Begin DATA ROWS

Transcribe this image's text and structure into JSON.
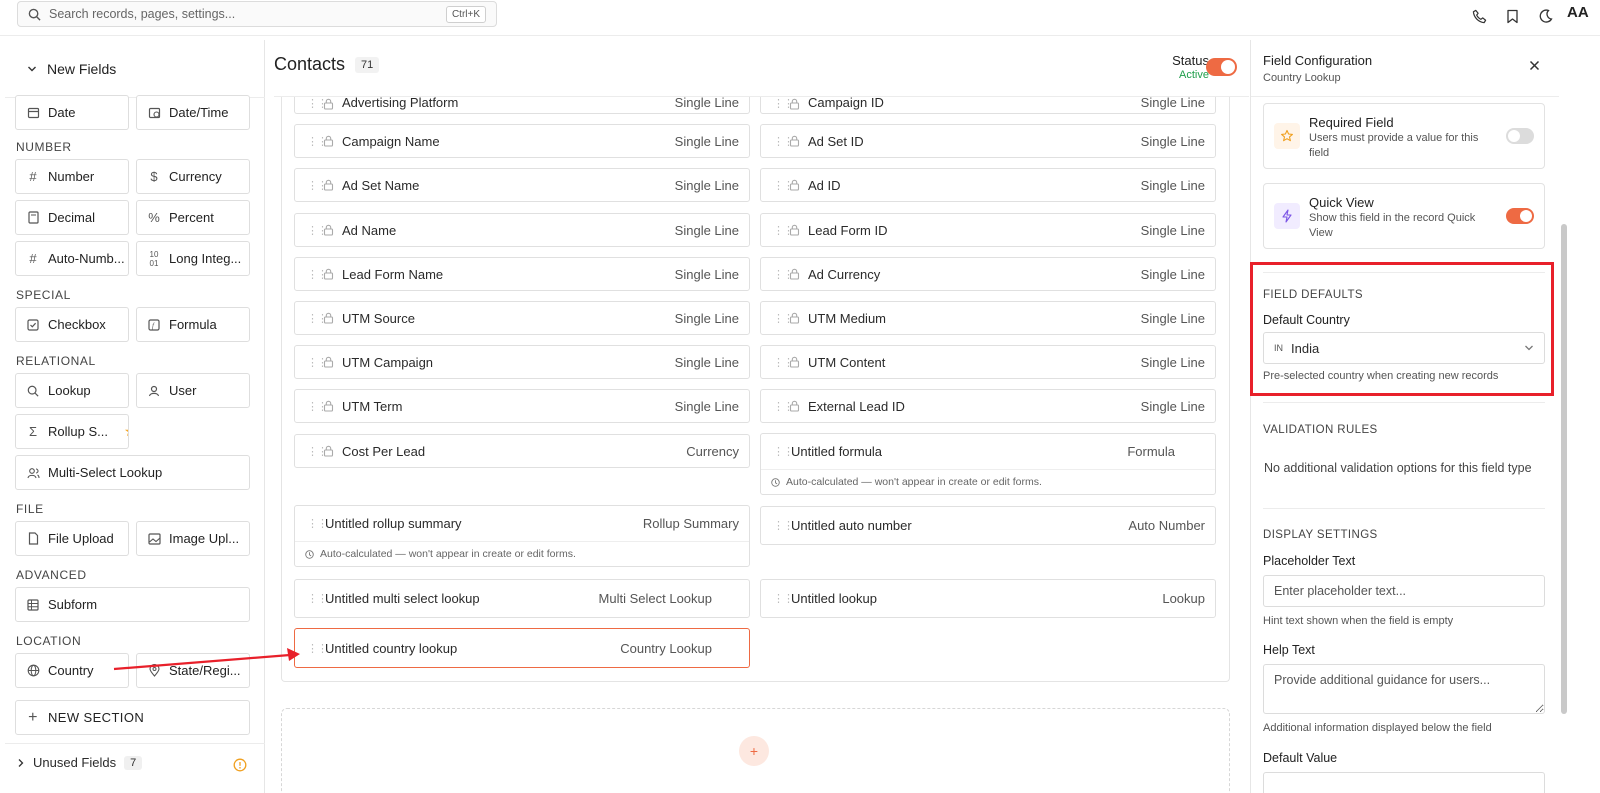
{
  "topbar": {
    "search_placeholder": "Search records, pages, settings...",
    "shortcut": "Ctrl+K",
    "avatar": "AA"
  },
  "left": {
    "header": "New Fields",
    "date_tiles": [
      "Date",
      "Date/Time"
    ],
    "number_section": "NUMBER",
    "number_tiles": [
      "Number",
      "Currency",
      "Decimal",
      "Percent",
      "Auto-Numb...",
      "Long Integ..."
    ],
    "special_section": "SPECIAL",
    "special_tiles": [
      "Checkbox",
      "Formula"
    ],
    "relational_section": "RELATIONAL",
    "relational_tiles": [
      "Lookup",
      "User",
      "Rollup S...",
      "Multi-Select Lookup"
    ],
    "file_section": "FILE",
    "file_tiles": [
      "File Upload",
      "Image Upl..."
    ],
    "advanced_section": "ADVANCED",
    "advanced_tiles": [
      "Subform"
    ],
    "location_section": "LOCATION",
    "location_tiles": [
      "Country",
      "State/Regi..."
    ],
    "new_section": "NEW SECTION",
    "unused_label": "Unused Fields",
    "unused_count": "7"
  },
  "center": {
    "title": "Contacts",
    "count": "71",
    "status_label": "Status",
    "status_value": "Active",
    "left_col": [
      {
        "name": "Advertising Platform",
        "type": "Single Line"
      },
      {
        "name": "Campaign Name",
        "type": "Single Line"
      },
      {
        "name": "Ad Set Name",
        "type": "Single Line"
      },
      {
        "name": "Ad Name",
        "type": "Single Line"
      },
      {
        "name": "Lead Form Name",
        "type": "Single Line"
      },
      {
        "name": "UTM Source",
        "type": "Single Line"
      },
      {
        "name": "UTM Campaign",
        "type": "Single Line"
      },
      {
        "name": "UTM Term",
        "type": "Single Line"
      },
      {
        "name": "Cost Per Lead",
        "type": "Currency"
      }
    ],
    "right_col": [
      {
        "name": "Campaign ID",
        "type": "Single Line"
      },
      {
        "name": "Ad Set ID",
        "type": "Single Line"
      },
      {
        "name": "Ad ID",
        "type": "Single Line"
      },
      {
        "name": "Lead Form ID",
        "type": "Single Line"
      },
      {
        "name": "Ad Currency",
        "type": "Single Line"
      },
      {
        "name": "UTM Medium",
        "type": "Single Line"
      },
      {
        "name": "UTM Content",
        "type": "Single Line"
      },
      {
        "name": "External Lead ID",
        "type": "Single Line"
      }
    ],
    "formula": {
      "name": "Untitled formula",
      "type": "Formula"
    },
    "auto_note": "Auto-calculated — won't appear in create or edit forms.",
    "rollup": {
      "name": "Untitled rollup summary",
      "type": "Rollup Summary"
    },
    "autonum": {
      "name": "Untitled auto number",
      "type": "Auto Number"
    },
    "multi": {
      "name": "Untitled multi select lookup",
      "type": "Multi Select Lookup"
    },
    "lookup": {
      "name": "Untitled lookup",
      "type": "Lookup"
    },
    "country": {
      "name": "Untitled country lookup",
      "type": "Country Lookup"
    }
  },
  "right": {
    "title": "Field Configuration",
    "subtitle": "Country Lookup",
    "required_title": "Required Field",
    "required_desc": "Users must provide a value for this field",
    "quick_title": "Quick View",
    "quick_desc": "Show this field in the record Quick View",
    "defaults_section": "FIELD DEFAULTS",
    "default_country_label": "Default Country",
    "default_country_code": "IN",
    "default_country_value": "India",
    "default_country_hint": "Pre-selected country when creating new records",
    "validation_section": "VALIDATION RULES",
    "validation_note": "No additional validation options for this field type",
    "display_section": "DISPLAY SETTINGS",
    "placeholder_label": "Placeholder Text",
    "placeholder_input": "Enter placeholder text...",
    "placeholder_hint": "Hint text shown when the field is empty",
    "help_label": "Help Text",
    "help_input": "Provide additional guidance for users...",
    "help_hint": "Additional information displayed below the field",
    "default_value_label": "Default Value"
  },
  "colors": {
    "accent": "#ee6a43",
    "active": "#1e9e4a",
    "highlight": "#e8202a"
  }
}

End DATA ROWS

In the records above, collect each line with "when".

CORRECT ANSWER:
    "default_country_hint": "Pre-selected country when creating new records",
    "placeholder_hint": "Hint text shown when the field is empty",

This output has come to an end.